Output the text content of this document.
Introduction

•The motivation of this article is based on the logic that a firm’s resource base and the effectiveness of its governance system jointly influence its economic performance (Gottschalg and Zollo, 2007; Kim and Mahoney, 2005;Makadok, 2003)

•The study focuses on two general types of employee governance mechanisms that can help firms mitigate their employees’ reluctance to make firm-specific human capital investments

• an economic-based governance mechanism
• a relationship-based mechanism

---*---

## WHAT YOU NEED TO DO:
Quote every entry exactly.

## ANSWER TO THIS PROBLEM:
Output the text content of this document.
Introduction

•The motivation of this article is based on the logic that a firm’s resource base and the effectiveness of its governance system jointly influence its economic performance (Gottschalg and Zollo, 2007; Kim and Mahoney, 2005;Makadok, 2003)

•The study focuses on two general types of employee governance mechanisms that can help firms mitigate their employees’ reluctance to make firm-specific human capital investments

• an economic-based governance mechanism
• a relationship-based mechanism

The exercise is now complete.